**WHAT TO PRODUCE**
Copy nothing but the text: repeat each entry exactly and drop the images.

**DATASET RECORDS**
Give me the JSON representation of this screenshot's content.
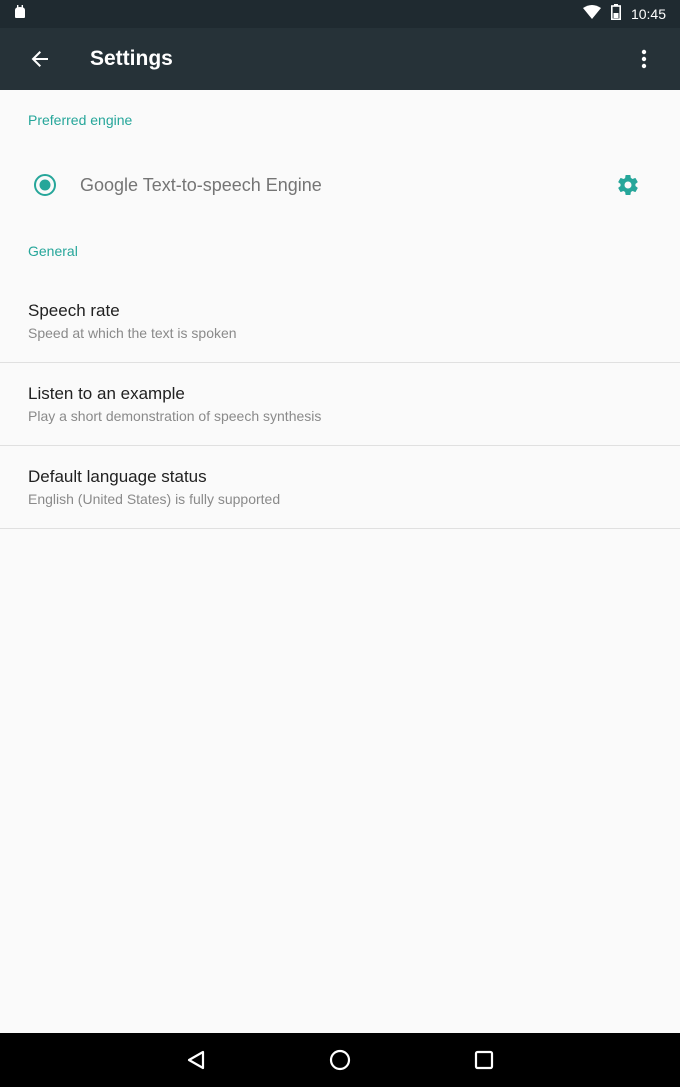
{
  "status_bar": {
    "time": "10:45",
    "icons": [
      "android-notification-icon",
      "wifi-icon",
      "battery-icon"
    ]
  },
  "app_bar": {
    "title": "Settings",
    "back_icon": "back-arrow-icon",
    "overflow_icon": "more-vert-icon"
  },
  "sections": {
    "preferred_engine": {
      "header": "Preferred engine",
      "engine_label": "Google Text-to-speech Engine",
      "selected": true
    },
    "general": {
      "header": "General",
      "items": [
        {
          "title": "Speech rate",
          "summary": "Speed at which the text is spoken"
        },
        {
          "title": "Listen to an example",
          "summary": "Play a short demonstration of speech synthesis"
        },
        {
          "title": "Default language status",
          "summary": "English (United States) is fully supported"
        }
      ]
    }
  },
  "colors": {
    "accent": "#26a69a",
    "app_bar": "#263238",
    "status_bar": "#1f2a30",
    "background": "#fafafa"
  },
  "nav_bar": {
    "icons": [
      "nav-back-icon",
      "nav-home-icon",
      "nav-recents-icon"
    ]
  }
}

**RESPONSE**
Give me the JSON representation of this screenshot's content.
{
  "status_bar": {
    "time": "10:45",
    "icons": [
      "android-notification-icon",
      "wifi-icon",
      "battery-icon"
    ]
  },
  "app_bar": {
    "title": "Settings",
    "back_icon": "back-arrow-icon",
    "overflow_icon": "more-vert-icon"
  },
  "sections": {
    "preferred_engine": {
      "header": "Preferred engine",
      "engine_label": "Google Text-to-speech Engine",
      "selected": true
    },
    "general": {
      "header": "General",
      "items": [
        {
          "title": "Speech rate",
          "summary": "Speed at which the text is spoken"
        },
        {
          "title": "Listen to an example",
          "summary": "Play a short demonstration of speech synthesis"
        },
        {
          "title": "Default language status",
          "summary": "English (United States) is fully supported"
        }
      ]
    }
  },
  "colors": {
    "accent": "#26a69a",
    "app_bar": "#263238",
    "status_bar": "#1f2a30",
    "background": "#fafafa"
  },
  "nav_bar": {
    "icons": [
      "nav-back-icon",
      "nav-home-icon",
      "nav-recents-icon"
    ]
  }
}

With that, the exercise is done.